Task brief:
Say how many lines in the records include the string "fill", adding no other words.

(Data items)
━━━━
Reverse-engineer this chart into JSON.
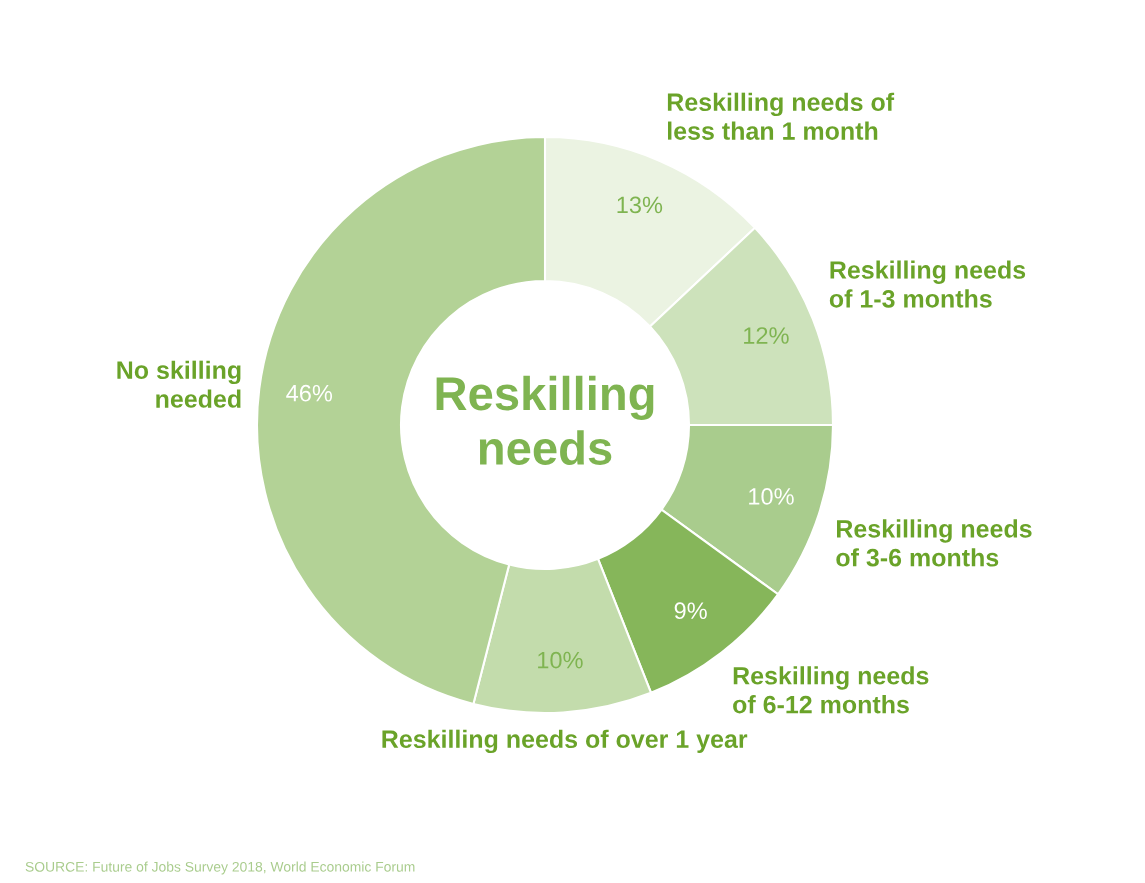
{
  "chart_data": {
    "type": "donut",
    "title": "Reskilling\nneeds",
    "categories": [
      "Reskilling needs of\nless than 1 month",
      "Reskilling needs\nof 1-3 months",
      "Reskilling needs\nof 3-6 months",
      "Reskilling needs\nof 6-12 months",
      "Reskilling needs of over 1 year",
      "No skilling\nneeded"
    ],
    "values": [
      13,
      12,
      10,
      9,
      10,
      46
    ],
    "value_labels": [
      "13%",
      "12%",
      "10%",
      "9%",
      "10%",
      "46%"
    ],
    "colors": [
      "#ebf3e2",
      "#cde2bb",
      "#a9cc8d",
      "#86b65a",
      "#c3dcac",
      "#b3d296"
    ],
    "annotations": [
      "SOURCE: Future of Jobs Survey 2018, World Economic Forum"
    ]
  }
}
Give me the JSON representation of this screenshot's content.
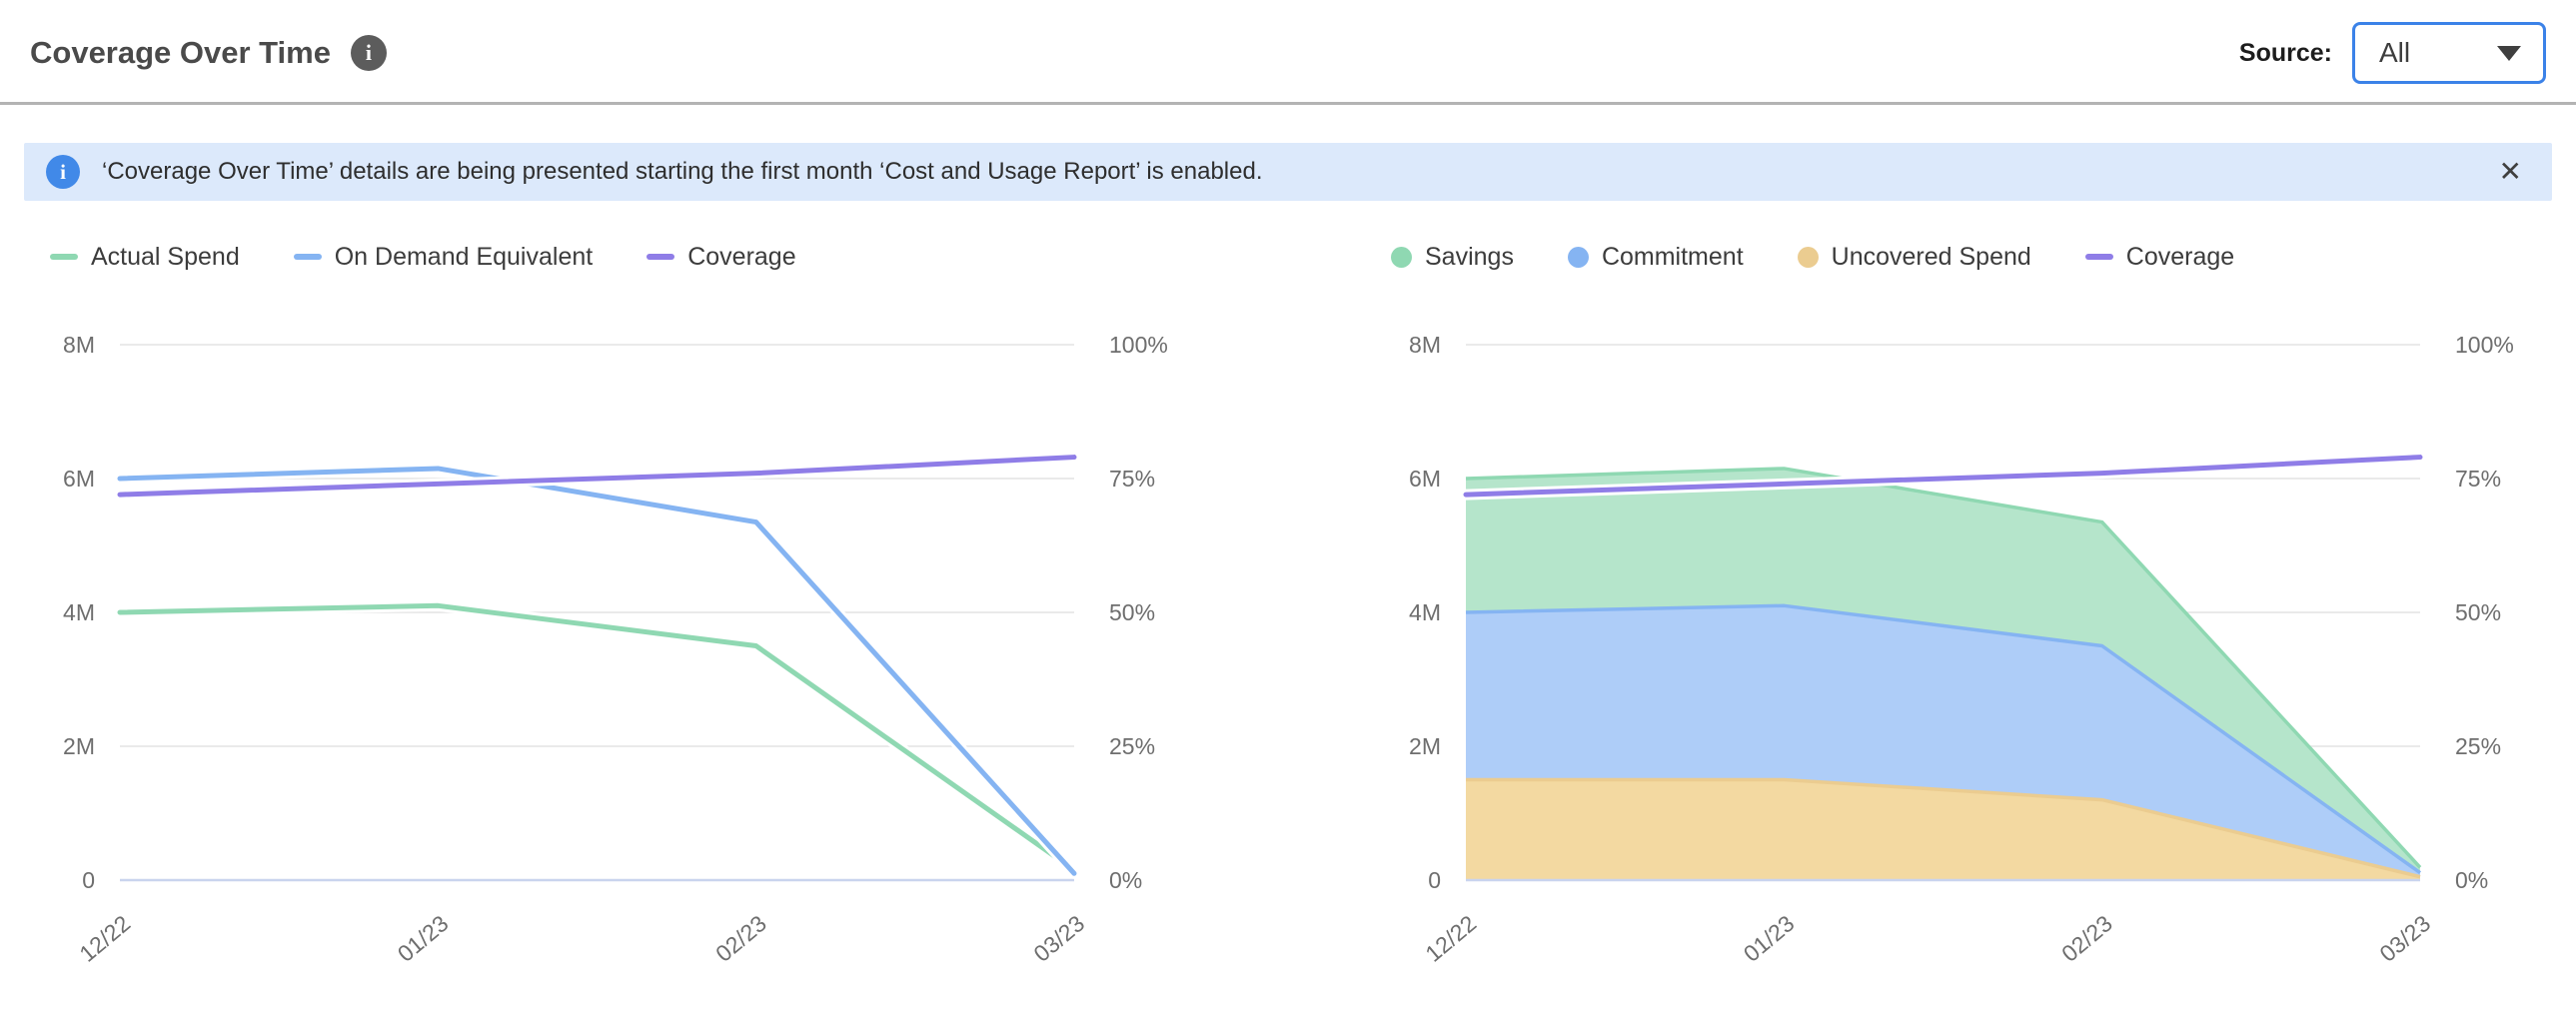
{
  "header": {
    "title": "Coverage Over Time",
    "info_icon": "i",
    "source_label": "Source:",
    "source_value": "All"
  },
  "banner": {
    "info_icon": "i",
    "text": "‘Coverage Over Time’ details are being presented starting the first month ‘Cost and Usage Report’ is enabled.",
    "close_icon": "✕"
  },
  "colors": {
    "accent_blue": "#3b82e8",
    "banner_bg": "#dce9fb",
    "grid": "#e4e4e4",
    "zero_line": "#c9d4ee",
    "axis_text": "#6e6e6e"
  },
  "chart_data": [
    {
      "type": "line",
      "categories": [
        "12/22",
        "01/23",
        "02/23",
        "03/23"
      ],
      "y_axis_left": {
        "ticks": [
          "8M",
          "6M",
          "4M",
          "2M",
          "0"
        ],
        "min": 0,
        "max": 8000000
      },
      "y_axis_right": {
        "ticks": [
          "100%",
          "75%",
          "50%",
          "25%",
          "0%"
        ],
        "min": 0,
        "max": 100
      },
      "grid": true,
      "legend_position": "top",
      "series": [
        {
          "name": "Actual Spend",
          "render": "line",
          "marker": "line",
          "axis": "left",
          "color": "#8fd8b2",
          "values": [
            4000000,
            4100000,
            3500000,
            150000
          ]
        },
        {
          "name": "On Demand Equivalent",
          "render": "line",
          "marker": "line",
          "axis": "left",
          "color": "#85b4f2",
          "values": [
            6000000,
            6150000,
            5350000,
            100000
          ]
        },
        {
          "name": "Coverage",
          "render": "line",
          "marker": "line",
          "axis": "right",
          "color": "#8f7de7",
          "values": [
            72,
            74,
            76,
            79
          ]
        }
      ]
    },
    {
      "type": "area",
      "categories": [
        "12/22",
        "01/23",
        "02/23",
        "03/23"
      ],
      "y_axis_left": {
        "ticks": [
          "8M",
          "6M",
          "4M",
          "2M",
          "0"
        ],
        "min": 0,
        "max": 8000000
      },
      "y_axis_right": {
        "ticks": [
          "100%",
          "75%",
          "50%",
          "25%",
          "0%"
        ],
        "min": 0,
        "max": 100
      },
      "grid": true,
      "legend_position": "top",
      "series": [
        {
          "name": "Savings",
          "render": "area",
          "marker": "dot",
          "axis": "left",
          "stack_level": 3,
          "color": "#8fd8b2",
          "fill": "#b5e5cb",
          "values": [
            2000000,
            2050000,
            1850000,
            80000
          ]
        },
        {
          "name": "Commitment",
          "render": "area",
          "marker": "dot",
          "axis": "left",
          "stack_level": 2,
          "color": "#85b4f2",
          "fill": "#aecdf8",
          "values": [
            2500000,
            2600000,
            2300000,
            60000
          ]
        },
        {
          "name": "Uncovered Spend",
          "render": "area",
          "marker": "dot",
          "axis": "left",
          "stack_level": 1,
          "color": "#ebcc90",
          "fill": "#f3d9a1",
          "values": [
            1500000,
            1500000,
            1200000,
            50000
          ]
        },
        {
          "name": "Coverage",
          "render": "line",
          "marker": "line",
          "axis": "right",
          "color": "#8f7de7",
          "values": [
            72,
            74,
            76,
            79
          ]
        }
      ]
    }
  ]
}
━━━━
Written solution:
3